> **TASK DETAILS**:
Without the pictures, copy all the entries below exactly.

> **LISTED RECORDS**:
------------

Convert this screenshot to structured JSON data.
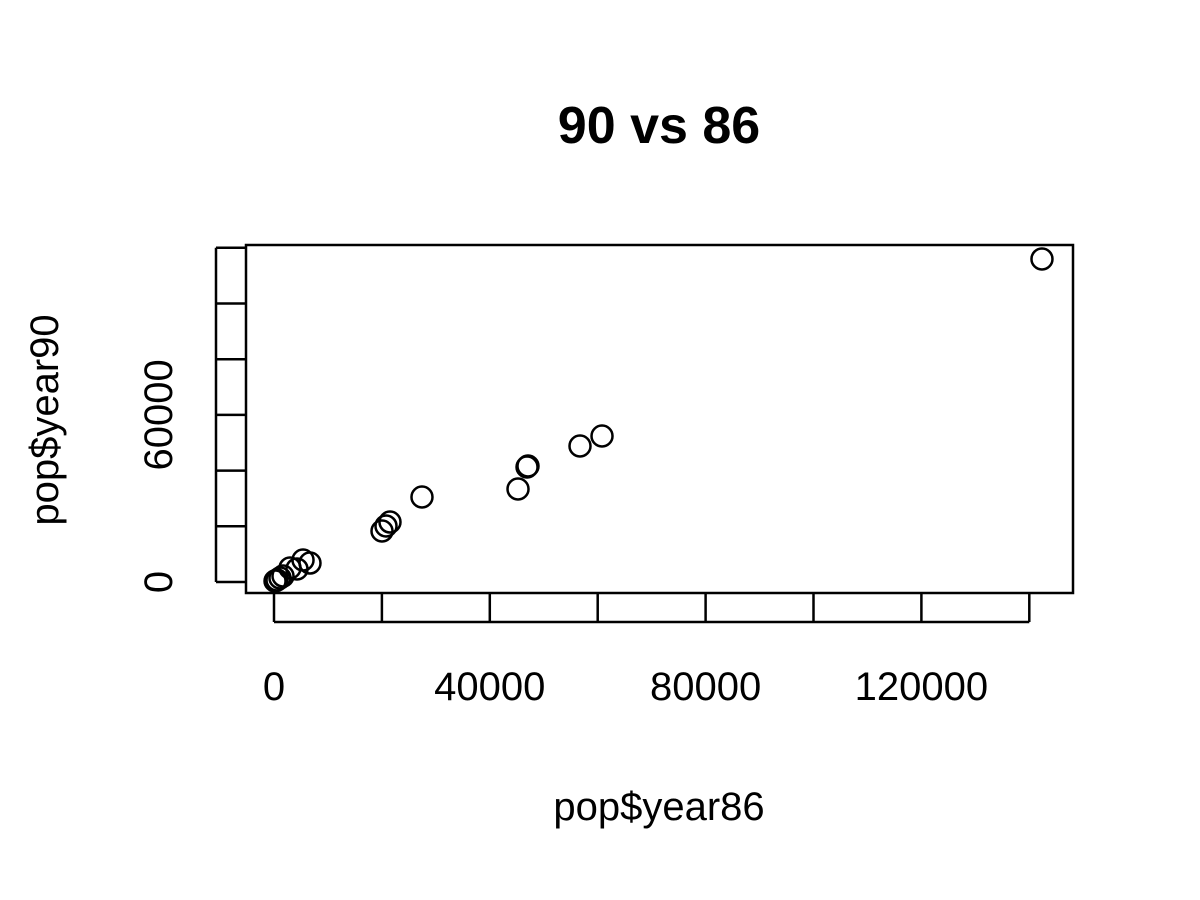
{
  "chart_data": {
    "type": "scatter",
    "title": "90 vs 86",
    "xlabel": "pop$year86",
    "ylabel": "pop$year90",
    "color": "#000000",
    "series": [
      {
        "x": [
          142350,
          60800,
          56720,
          47080,
          46900,
          45230,
          27430,
          21500,
          20760,
          20020,
          6670,
          5380,
          4260,
          2970,
          1670,
          1110,
          560,
          190
        ],
        "values": [
          115980,
          52420,
          48830,
          41650,
          41290,
          33390,
          30520,
          21540,
          20110,
          18310,
          6820,
          7900,
          4670,
          5030,
          2150,
          1440,
          720,
          360
        ]
      }
    ],
    "xlim": [
      -5190,
      148100
    ],
    "xticks": [
      0,
      {
        "value": 20000,
        "label": null
      },
      40000,
      {
        "value": 60000,
        "label": null
      },
      80000,
      {
        "value": 100000,
        "label": null
      },
      120000,
      {
        "value": 140000,
        "label": null
      }
    ],
    "ylim": [
      -3950,
      121000
    ],
    "yticks": [
      0,
      {
        "value": 20000,
        "label": null
      },
      {
        "value": 40000,
        "label": null
      },
      60000,
      {
        "value": 80000,
        "label": null
      },
      {
        "value": 100000,
        "label": null
      },
      {
        "value": 120000,
        "label": null
      }
    ]
  }
}
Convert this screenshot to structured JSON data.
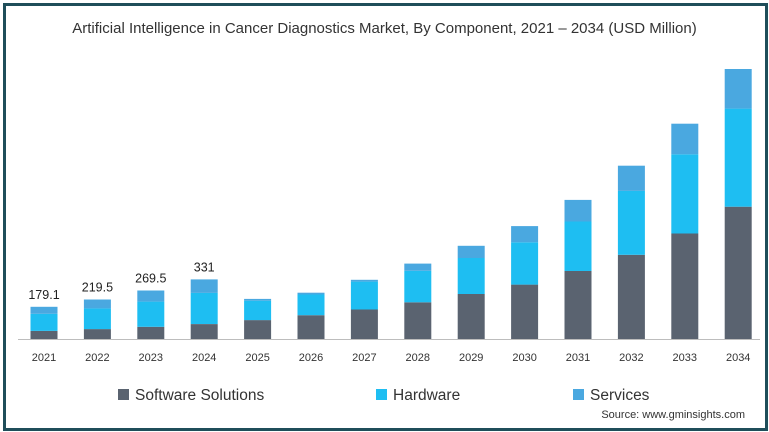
{
  "chart_data": {
    "type": "bar",
    "stacked": true,
    "title": "Artificial Intelligence in Cancer Diagnostics Market, By Component, 2021 – 2034 (USD Million)",
    "categories": [
      "2021",
      "2022",
      "2023",
      "2024",
      "2025",
      "2026",
      "2027",
      "2028",
      "2029",
      "2030",
      "2031",
      "2032",
      "2033",
      "2034"
    ],
    "series": [
      {
        "name": "Software Solutions",
        "color": "#5a6370",
        "values": [
          45,
          55,
          68,
          83,
          105,
          132,
          164,
          204,
          250,
          302,
          378,
          468,
          586,
          735
        ]
      },
      {
        "name": "Hardware",
        "color": "#1ebef2",
        "values": [
          95,
          115,
          140,
          173,
          108,
          115,
          155,
          175,
          200,
          235,
          275,
          355,
          440,
          545
        ]
      },
      {
        "name": "Services",
        "color": "#4aa8e0",
        "values": [
          39.1,
          49.5,
          61.5,
          75,
          10,
          10,
          10,
          40,
          68,
          90,
          120,
          140,
          170,
          220
        ]
      }
    ],
    "data_labels": [
      "179.1",
      "219.5",
      "269.5",
      "331"
    ],
    "ylim": [
      0,
      1550
    ],
    "legend": "bottom",
    "grid": false
  },
  "source": "Source: www.gminsights.com"
}
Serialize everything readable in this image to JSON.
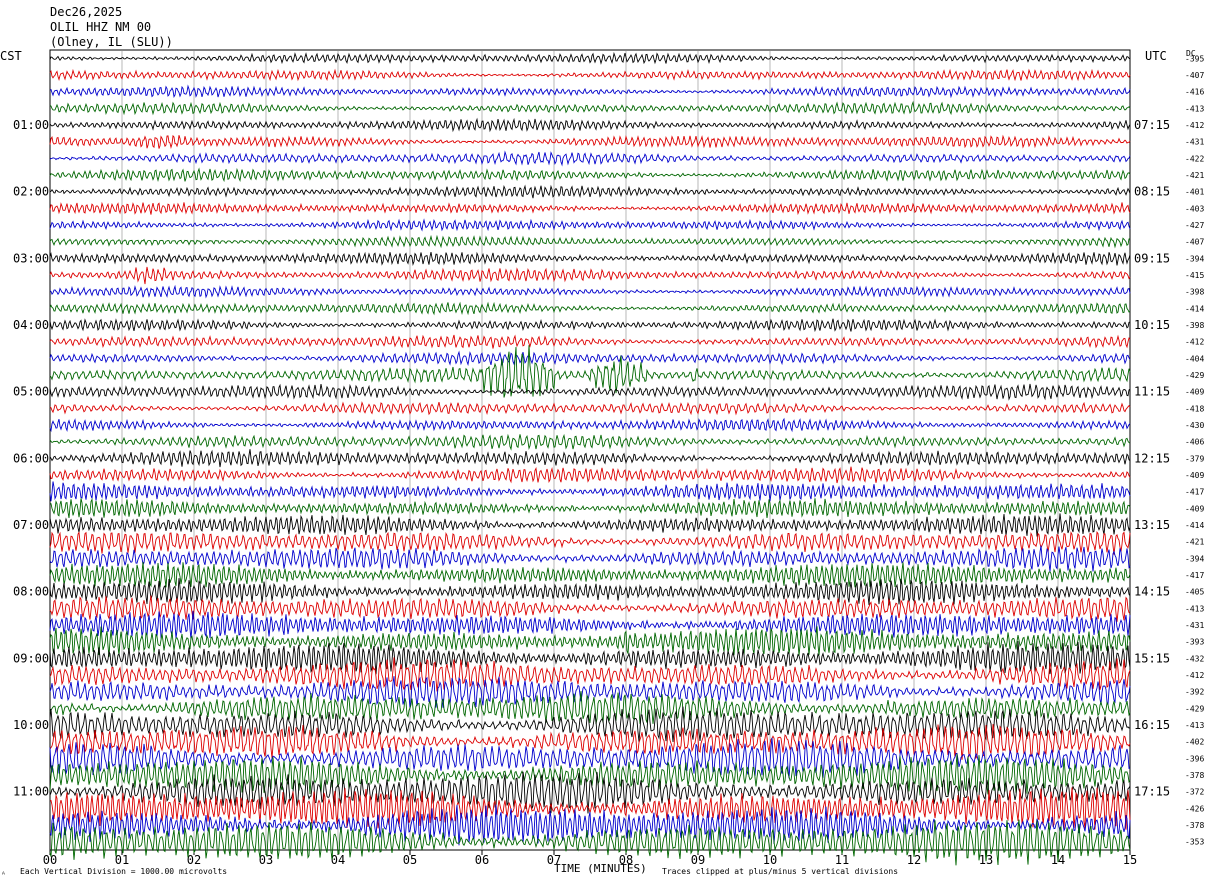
{
  "header": {
    "date": "Dec26,2025",
    "station": "OLIL HHZ NM 00",
    "location": "(Olney, IL (SLU))"
  },
  "left_axis_label": "CST",
  "right_axis_label": "UTC",
  "dc_label": "DC",
  "footer": {
    "scale_note": "Each Vertical Division = 1000.00 microvolts",
    "xlabel": "TIME (MINUTES)",
    "clip_note": "Traces clipped at plus/minus 5 vertical divisions",
    "corner_mark": "ᴬ"
  },
  "chart_data": {
    "type": "line",
    "xlabel": "TIME (MINUTES)",
    "xlim": [
      0,
      15
    ],
    "x_ticks": [
      "00",
      "01",
      "02",
      "03",
      "04",
      "05",
      "06",
      "07",
      "08",
      "09",
      "10",
      "11",
      "12",
      "13",
      "14",
      "15"
    ],
    "left_hour_labels": [
      "01:00",
      "02:00",
      "03:00",
      "04:00",
      "05:00",
      "06:00",
      "07:00",
      "08:00",
      "09:00",
      "10:00",
      "11:00"
    ],
    "right_hour_labels": [
      "07:15",
      "08:15",
      "09:15",
      "10:15",
      "11:15",
      "12:15",
      "13:15",
      "14:15",
      "15:15",
      "16:15",
      "17:15"
    ],
    "trace_colors": [
      "#000000",
      "#dd0000",
      "#0000cc",
      "#006600"
    ],
    "trace_count": 48,
    "dc_offsets": [
      -395,
      -407,
      -416,
      -413,
      -412,
      -431,
      -422,
      -421,
      -401,
      -403,
      -427,
      -407,
      -394,
      -415,
      -398,
      -414,
      -398,
      -412,
      -404,
      -429,
      -409,
      -418,
      -430,
      -406,
      -379,
      -409,
      -417,
      -409,
      -414,
      -421,
      -394,
      -417,
      -405,
      -413,
      -431,
      -393,
      -432,
      -412,
      -392,
      -429,
      -413,
      -402,
      -396,
      -378,
      -372,
      -426,
      -378,
      -353
    ],
    "trace_amplitude_divisions": [
      0.25,
      0.25,
      0.25,
      0.28,
      0.28,
      0.3,
      0.3,
      0.3,
      0.28,
      0.28,
      0.25,
      0.25,
      0.3,
      0.3,
      0.25,
      0.28,
      0.28,
      0.3,
      0.3,
      0.35,
      0.35,
      0.3,
      0.3,
      0.35,
      0.4,
      0.4,
      0.45,
      0.45,
      0.5,
      0.55,
      0.55,
      0.6,
      0.6,
      0.6,
      0.65,
      0.7,
      0.75,
      0.75,
      0.75,
      0.8,
      0.85,
      0.85,
      0.9,
      0.95,
      1.0,
      1.0,
      1.0,
      1.05
    ],
    "events": [
      {
        "trace": 5,
        "start_min": 1.0,
        "end_min": 2.0,
        "peak_divisions": 0.7
      },
      {
        "trace": 13,
        "start_min": 1.0,
        "end_min": 1.8,
        "peak_divisions": 0.7
      },
      {
        "trace": 19,
        "start_min": 6.0,
        "end_min": 7.0,
        "peak_divisions": 2.5
      },
      {
        "trace": 19,
        "start_min": 7.5,
        "end_min": 8.3,
        "peak_divisions": 1.6
      },
      {
        "trace": 19,
        "start_min": 8.9,
        "end_min": 9.0,
        "peak_divisions": 1.0
      },
      {
        "trace": 33,
        "start_min": 11.7,
        "end_min": 12.0,
        "peak_divisions": 1.0
      },
      {
        "trace": 35,
        "start_min": 7.8,
        "end_min": 8.2,
        "peak_divisions": 1.0
      },
      {
        "trace": 35,
        "start_min": 8.8,
        "end_min": 9.3,
        "peak_divisions": 0.9
      }
    ],
    "grid": true
  }
}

------------

> **RESULT FOR THIS EXERCISE**:
Convert this screenshot to structured JSON data.
{
  "chart_data": {
    "type": "scatter",
    "title": "90 vs 86",
    "xlabel": "pop$year86",
    "ylabel": "pop$year90",
    "color": "#000000",
    "series": [
      {
        "x": [
          142350,
          60800,
          56720,
          47080,
          46900,
          45230,
          27430,
          21500,
          20760,
          20020,
          6670,
          5380,
          4260,
          2970,
          1670,
          1110,
          560,
          190
        ],
        "values": [
          115980,
          52420,
          48830,
          41650,
          41290,
          33390,
          30520,
          21540,
          20110,
          18310,
          6820,
          7900,
          4670,
          5030,
          2150,
          1440,
          720,
          360
        ]
      }
    ],
    "xlim": [
      -5190,
      148100
    ],
    "xticks": [
      0,
      {
        "value": 20000,
        "label": null
      },
      40000,
      {
        "value": 60000,
        "label": null
      },
      80000,
      {
        "value": 100000,
        "label": null
      },
      120000,
      {
        "value": 140000,
        "label": null
      }
    ],
    "ylim": [
      -3950,
      121000
    ],
    "yticks": [
      0,
      {
        "value": 20000,
        "label": null
      },
      {
        "value": 40000,
        "label": null
      },
      60000,
      {
        "value": 80000,
        "label": null
      },
      {
        "value": 100000,
        "label": null
      },
      {
        "value": 120000,
        "label": null
      }
    ]
  }
}
Convert this screenshot to structured JSON data.
{
  "chart_data": {
    "type": "bar",
    "stacked": true,
    "title": "Artificial Intelligence in Cancer Diagnostics Market, By Component, 2021 – 2034 (USD Million)",
    "categories": [
      "2021",
      "2022",
      "2023",
      "2024",
      "2025",
      "2026",
      "2027",
      "2028",
      "2029",
      "2030",
      "2031",
      "2032",
      "2033",
      "2034"
    ],
    "series": [
      {
        "name": "Software Solutions",
        "color": "#5a6370",
        "values": [
          45,
          55,
          68,
          83,
          105,
          132,
          164,
          204,
          250,
          302,
          378,
          468,
          586,
          735
        ]
      },
      {
        "name": "Hardware",
        "color": "#1ebef2",
        "values": [
          95,
          115,
          140,
          173,
          108,
          115,
          155,
          175,
          200,
          235,
          275,
          355,
          440,
          545
        ]
      },
      {
        "name": "Services",
        "color": "#4aa8e0",
        "values": [
          39.1,
          49.5,
          61.5,
          75,
          10,
          10,
          10,
          40,
          68,
          90,
          120,
          140,
          170,
          220
        ]
      }
    ],
    "data_labels": [
      "179.1",
      "219.5",
      "269.5",
      "331"
    ],
    "ylim": [
      0,
      1550
    ],
    "legend": "bottom",
    "grid": false
  },
  "source": "Source: www.gminsights.com"
}
Serialize everything readable in this image to JSON.
{
  "header": {
    "date": "Dec26,2025",
    "station": "OLIL HHZ NM 00",
    "location": "(Olney, IL (SLU))"
  },
  "left_axis_label": "CST",
  "right_axis_label": "UTC",
  "dc_label": "DC",
  "footer": {
    "scale_note": "Each Vertical Division = 1000.00 microvolts",
    "xlabel": "TIME (MINUTES)",
    "clip_note": "Traces clipped at plus/minus 5 vertical divisions",
    "corner_mark": "ᴬ"
  },
  "chart_data": {
    "type": "line",
    "xlabel": "TIME (MINUTES)",
    "xlim": [
      0,
      15
    ],
    "x_ticks": [
      "00",
      "01",
      "02",
      "03",
      "04",
      "05",
      "06",
      "07",
      "08",
      "09",
      "10",
      "11",
      "12",
      "13",
      "14",
      "15"
    ],
    "left_hour_labels": [
      "01:00",
      "02:00",
      "03:00",
      "04:00",
      "05:00",
      "06:00",
      "07:00",
      "08:00",
      "09:00",
      "10:00",
      "11:00"
    ],
    "right_hour_labels": [
      "07:15",
      "08:15",
      "09:15",
      "10:15",
      "11:15",
      "12:15",
      "13:15",
      "14:15",
      "15:15",
      "16:15",
      "17:15"
    ],
    "trace_colors": [
      "#000000",
      "#dd0000",
      "#0000cc",
      "#006600"
    ],
    "trace_count": 48,
    "dc_offsets": [
      -395,
      -407,
      -416,
      -413,
      -412,
      -431,
      -422,
      -421,
      -401,
      -403,
      -427,
      -407,
      -394,
      -415,
      -398,
      -414,
      -398,
      -412,
      -404,
      -429,
      -409,
      -418,
      -430,
      -406,
      -379,
      -409,
      -417,
      -409,
      -414,
      -421,
      -394,
      -417,
      -405,
      -413,
      -431,
      -393,
      -432,
      -412,
      -392,
      -429,
      -413,
      -402,
      -396,
      -378,
      -372,
      -426,
      -378,
      -353
    ],
    "trace_amplitude_divisions": [
      0.25,
      0.25,
      0.25,
      0.28,
      0.28,
      0.3,
      0.3,
      0.3,
      0.28,
      0.28,
      0.25,
      0.25,
      0.3,
      0.3,
      0.25,
      0.28,
      0.28,
      0.3,
      0.3,
      0.35,
      0.35,
      0.3,
      0.3,
      0.35,
      0.4,
      0.4,
      0.45,
      0.45,
      0.5,
      0.55,
      0.55,
      0.6,
      0.6,
      0.6,
      0.65,
      0.7,
      0.75,
      0.75,
      0.75,
      0.8,
      0.85,
      0.85,
      0.9,
      0.95,
      1.0,
      1.0,
      1.0,
      1.05
    ],
    "events": [
      {
        "trace": 5,
        "start_min": 1.0,
        "end_min": 2.0,
        "peak_divisions": 0.7
      },
      {
        "trace": 13,
        "start_min": 1.0,
        "end_min": 1.8,
        "peak_divisions": 0.7
      },
      {
        "trace": 19,
        "start_min": 6.0,
        "end_min": 7.0,
        "peak_divisions": 2.5
      },
      {
        "trace": 19,
        "start_min": 7.5,
        "end_min": 8.3,
        "peak_divisions": 1.6
      },
      {
        "trace": 19,
        "start_min": 8.9,
        "end_min": 9.0,
        "peak_divisions": 1.0
      },
      {
        "trace": 33,
        "start_min": 11.7,
        "end_min": 12.0,
        "peak_divisions": 1.0
      },
      {
        "trace": 35,
        "start_min": 7.8,
        "end_min": 8.2,
        "peak_divisions": 1.0
      },
      {
        "trace": 35,
        "start_min": 8.8,
        "end_min": 9.3,
        "peak_divisions": 0.9
      }
    ],
    "grid": true
  }
}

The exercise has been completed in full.